'''
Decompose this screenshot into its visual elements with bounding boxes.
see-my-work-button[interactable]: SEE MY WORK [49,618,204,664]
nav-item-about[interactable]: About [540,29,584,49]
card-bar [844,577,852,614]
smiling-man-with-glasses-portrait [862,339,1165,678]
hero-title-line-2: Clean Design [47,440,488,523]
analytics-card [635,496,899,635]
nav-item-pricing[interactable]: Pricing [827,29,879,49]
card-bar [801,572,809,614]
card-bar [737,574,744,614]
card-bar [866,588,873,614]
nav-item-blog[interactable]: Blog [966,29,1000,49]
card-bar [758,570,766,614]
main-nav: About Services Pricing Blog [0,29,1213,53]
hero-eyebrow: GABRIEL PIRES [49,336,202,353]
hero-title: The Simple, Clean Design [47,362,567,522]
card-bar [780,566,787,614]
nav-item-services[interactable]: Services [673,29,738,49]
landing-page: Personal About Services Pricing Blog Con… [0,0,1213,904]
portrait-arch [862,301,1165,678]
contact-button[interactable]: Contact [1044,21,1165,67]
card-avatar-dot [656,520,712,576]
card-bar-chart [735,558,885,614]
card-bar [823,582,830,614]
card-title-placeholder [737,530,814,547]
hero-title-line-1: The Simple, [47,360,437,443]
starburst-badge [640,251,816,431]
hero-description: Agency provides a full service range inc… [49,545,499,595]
'''
'''
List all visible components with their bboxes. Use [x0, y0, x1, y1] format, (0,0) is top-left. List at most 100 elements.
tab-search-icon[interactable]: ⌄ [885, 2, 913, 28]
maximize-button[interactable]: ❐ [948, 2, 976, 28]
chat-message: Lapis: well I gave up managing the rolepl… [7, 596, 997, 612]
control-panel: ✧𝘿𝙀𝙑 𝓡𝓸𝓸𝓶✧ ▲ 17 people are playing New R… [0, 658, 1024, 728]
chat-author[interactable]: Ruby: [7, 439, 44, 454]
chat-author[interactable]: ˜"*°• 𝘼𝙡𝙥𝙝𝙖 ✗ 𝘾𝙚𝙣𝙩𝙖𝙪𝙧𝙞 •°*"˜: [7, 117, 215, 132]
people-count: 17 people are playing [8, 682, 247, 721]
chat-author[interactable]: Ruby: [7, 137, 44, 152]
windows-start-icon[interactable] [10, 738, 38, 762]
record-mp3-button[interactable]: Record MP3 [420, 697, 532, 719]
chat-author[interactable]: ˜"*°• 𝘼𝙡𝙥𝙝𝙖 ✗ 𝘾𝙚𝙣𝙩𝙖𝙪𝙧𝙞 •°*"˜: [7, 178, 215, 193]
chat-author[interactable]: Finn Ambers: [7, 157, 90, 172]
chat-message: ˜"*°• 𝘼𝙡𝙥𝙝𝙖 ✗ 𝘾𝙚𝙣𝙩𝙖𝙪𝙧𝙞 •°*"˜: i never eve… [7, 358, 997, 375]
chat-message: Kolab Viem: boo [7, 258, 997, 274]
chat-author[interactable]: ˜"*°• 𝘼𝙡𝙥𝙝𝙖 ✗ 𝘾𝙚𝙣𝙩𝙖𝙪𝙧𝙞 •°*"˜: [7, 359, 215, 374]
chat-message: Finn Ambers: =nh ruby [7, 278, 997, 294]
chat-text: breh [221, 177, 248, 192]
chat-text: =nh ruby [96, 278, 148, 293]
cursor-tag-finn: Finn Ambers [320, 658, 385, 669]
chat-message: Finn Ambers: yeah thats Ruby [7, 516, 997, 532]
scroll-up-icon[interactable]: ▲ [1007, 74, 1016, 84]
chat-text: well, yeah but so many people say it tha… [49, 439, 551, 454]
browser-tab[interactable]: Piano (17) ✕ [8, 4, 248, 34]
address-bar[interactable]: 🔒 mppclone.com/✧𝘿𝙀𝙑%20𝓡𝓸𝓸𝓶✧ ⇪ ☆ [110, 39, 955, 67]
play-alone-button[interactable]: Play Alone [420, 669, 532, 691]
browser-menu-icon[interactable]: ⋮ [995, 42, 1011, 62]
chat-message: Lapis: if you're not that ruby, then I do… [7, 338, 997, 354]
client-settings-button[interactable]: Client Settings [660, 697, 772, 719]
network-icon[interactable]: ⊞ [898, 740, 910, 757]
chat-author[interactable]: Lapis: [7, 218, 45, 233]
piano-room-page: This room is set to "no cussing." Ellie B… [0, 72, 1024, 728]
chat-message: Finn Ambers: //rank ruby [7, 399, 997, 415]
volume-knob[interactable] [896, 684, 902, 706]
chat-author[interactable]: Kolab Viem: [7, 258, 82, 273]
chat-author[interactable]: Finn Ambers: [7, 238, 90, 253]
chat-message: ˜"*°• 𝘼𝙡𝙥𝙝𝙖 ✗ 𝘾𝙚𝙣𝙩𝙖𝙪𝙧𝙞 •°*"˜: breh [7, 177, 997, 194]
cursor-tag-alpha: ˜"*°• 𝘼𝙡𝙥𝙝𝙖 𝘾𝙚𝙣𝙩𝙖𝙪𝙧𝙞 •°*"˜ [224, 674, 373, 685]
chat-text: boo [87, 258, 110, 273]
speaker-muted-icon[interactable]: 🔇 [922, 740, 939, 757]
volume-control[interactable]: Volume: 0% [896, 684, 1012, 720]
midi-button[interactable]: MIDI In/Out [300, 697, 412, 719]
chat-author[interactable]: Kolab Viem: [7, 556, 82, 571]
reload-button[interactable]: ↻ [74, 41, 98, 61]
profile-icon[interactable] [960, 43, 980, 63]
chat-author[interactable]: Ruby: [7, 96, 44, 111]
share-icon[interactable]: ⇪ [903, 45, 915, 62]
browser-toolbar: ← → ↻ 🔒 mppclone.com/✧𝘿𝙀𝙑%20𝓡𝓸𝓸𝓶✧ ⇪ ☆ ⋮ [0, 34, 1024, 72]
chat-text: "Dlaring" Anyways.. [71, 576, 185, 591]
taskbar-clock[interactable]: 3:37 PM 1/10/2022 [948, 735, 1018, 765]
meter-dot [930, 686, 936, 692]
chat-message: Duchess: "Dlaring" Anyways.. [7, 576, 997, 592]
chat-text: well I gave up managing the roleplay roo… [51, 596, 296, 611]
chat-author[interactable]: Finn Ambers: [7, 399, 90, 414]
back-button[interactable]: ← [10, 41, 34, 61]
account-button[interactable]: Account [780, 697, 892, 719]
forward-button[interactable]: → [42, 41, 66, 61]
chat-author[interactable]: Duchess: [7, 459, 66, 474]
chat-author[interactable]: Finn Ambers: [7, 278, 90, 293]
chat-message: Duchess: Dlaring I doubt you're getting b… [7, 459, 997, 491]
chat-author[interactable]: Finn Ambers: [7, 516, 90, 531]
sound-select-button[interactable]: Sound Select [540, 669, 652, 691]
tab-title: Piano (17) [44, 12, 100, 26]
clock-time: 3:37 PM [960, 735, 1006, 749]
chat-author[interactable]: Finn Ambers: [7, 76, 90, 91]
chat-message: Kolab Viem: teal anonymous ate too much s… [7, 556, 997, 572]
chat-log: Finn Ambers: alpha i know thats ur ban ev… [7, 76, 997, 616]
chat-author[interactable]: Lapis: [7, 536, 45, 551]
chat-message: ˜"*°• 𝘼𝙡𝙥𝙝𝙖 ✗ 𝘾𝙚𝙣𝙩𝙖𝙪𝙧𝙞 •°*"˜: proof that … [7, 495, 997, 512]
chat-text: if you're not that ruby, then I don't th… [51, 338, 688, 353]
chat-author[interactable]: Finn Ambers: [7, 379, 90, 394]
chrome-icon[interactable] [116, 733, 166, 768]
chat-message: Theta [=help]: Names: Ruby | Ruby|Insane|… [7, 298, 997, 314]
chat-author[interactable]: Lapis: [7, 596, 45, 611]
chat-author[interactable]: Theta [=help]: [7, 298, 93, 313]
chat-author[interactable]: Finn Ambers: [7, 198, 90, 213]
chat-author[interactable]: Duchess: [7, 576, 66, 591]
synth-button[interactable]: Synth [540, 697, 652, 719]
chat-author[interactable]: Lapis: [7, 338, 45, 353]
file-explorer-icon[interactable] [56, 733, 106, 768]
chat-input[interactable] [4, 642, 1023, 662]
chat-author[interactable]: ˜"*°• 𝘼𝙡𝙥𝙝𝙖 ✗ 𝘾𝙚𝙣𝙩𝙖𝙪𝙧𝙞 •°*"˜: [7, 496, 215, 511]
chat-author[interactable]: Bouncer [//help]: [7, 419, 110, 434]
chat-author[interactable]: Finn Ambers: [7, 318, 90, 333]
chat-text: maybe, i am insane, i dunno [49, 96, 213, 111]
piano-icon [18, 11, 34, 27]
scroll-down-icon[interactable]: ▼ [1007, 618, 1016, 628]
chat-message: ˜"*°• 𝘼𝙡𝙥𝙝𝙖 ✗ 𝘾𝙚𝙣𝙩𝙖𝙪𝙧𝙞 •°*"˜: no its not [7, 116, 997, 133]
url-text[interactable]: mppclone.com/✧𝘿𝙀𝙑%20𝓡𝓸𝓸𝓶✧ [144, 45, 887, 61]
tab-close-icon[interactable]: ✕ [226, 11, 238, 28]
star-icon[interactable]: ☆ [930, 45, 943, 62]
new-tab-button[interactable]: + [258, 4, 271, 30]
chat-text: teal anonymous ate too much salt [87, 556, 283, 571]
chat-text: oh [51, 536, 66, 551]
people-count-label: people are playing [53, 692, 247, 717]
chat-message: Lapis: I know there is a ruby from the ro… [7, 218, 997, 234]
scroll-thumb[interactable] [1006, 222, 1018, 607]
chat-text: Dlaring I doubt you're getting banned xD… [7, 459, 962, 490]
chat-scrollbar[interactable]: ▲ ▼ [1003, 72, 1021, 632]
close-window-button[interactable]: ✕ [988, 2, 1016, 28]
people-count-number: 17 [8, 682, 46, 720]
'''
'''
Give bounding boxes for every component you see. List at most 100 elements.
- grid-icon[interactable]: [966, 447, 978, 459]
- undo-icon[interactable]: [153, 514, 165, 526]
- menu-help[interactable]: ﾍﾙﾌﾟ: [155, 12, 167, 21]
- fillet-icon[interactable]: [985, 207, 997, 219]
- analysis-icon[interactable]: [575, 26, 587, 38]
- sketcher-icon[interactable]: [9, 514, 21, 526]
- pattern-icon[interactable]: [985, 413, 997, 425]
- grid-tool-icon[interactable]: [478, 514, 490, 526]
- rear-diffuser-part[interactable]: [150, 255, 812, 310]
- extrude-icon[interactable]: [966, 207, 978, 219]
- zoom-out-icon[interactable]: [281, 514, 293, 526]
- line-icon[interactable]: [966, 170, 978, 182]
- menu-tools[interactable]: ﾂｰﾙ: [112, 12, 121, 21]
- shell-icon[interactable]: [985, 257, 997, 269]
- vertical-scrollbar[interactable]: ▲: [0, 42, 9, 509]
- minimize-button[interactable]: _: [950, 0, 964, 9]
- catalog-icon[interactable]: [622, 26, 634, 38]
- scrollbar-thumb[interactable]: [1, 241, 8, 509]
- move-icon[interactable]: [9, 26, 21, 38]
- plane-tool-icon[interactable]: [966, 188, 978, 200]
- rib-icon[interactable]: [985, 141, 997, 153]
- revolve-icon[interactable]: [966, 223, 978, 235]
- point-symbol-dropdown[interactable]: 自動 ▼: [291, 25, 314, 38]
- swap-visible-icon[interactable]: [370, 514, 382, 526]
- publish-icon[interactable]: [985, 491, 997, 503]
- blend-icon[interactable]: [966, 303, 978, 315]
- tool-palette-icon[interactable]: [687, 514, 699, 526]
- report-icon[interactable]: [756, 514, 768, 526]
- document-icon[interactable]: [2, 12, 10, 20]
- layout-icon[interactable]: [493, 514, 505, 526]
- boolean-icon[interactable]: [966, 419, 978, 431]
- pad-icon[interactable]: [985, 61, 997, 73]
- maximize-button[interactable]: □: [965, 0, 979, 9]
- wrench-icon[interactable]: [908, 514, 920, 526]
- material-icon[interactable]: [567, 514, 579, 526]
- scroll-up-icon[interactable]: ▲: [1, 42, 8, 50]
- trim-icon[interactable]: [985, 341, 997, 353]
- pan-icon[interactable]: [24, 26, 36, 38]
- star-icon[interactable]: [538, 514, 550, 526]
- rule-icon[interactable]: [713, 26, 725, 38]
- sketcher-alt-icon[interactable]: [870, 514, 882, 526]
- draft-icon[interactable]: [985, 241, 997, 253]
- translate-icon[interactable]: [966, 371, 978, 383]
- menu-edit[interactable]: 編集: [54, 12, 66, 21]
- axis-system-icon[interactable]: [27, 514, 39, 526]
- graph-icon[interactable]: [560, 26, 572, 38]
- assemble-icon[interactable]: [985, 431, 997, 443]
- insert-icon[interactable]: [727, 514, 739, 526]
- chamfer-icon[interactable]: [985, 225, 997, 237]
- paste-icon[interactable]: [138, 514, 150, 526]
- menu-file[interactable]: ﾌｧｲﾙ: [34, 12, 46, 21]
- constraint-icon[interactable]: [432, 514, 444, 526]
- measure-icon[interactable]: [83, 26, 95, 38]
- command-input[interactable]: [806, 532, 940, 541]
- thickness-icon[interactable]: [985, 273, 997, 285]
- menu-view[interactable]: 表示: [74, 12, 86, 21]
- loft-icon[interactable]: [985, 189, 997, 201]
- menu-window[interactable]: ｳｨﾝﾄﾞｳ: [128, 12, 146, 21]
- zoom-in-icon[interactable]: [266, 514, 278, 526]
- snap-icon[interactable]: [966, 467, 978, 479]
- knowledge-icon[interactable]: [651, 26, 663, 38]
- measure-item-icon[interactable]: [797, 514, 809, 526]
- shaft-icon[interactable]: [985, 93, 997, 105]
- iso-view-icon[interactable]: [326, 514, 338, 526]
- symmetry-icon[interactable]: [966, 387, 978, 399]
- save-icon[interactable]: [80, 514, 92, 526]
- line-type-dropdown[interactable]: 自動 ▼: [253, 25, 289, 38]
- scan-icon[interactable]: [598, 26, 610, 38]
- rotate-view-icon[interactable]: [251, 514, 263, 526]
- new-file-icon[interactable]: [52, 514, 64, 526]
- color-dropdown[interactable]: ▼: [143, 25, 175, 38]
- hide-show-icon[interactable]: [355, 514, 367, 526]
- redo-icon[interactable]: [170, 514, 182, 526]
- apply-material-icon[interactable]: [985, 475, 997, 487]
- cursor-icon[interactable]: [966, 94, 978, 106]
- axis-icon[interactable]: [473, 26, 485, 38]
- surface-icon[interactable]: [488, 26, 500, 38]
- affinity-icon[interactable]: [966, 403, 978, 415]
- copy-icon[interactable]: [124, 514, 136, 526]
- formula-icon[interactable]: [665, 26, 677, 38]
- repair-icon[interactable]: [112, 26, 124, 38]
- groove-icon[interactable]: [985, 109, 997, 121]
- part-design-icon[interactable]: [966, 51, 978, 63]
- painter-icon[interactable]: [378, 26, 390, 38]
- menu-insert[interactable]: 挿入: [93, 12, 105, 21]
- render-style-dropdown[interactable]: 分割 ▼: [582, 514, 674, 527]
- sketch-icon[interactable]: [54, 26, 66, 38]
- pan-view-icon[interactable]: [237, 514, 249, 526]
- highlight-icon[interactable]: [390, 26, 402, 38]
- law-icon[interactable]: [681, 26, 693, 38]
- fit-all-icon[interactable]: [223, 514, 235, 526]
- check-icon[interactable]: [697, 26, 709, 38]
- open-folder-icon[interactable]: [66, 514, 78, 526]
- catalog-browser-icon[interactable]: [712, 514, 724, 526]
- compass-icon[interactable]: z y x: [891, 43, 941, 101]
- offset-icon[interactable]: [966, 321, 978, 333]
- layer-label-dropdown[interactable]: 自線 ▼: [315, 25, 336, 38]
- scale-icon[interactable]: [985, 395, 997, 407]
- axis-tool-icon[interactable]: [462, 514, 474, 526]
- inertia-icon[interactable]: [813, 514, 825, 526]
'''
Exercise objective: Reproduce verbatim the lines between the one containing "Decompose this screenshot" and the one containing "card-bar [801,572,809,614]", inclusive.

Answer:
Decompose this screenshot into its visual elements with bounding boxes.
see-my-work-button[interactable]: SEE MY WORK [49,618,204,664]
nav-item-about[interactable]: About [540,29,584,49]
card-bar [844,577,852,614]
smiling-man-with-glasses-portrait [862,339,1165,678]
hero-title-line-2: Clean Design [47,440,488,523]
analytics-card [635,496,899,635]
nav-item-pricing[interactable]: Pricing [827,29,879,49]
card-bar [801,572,809,614]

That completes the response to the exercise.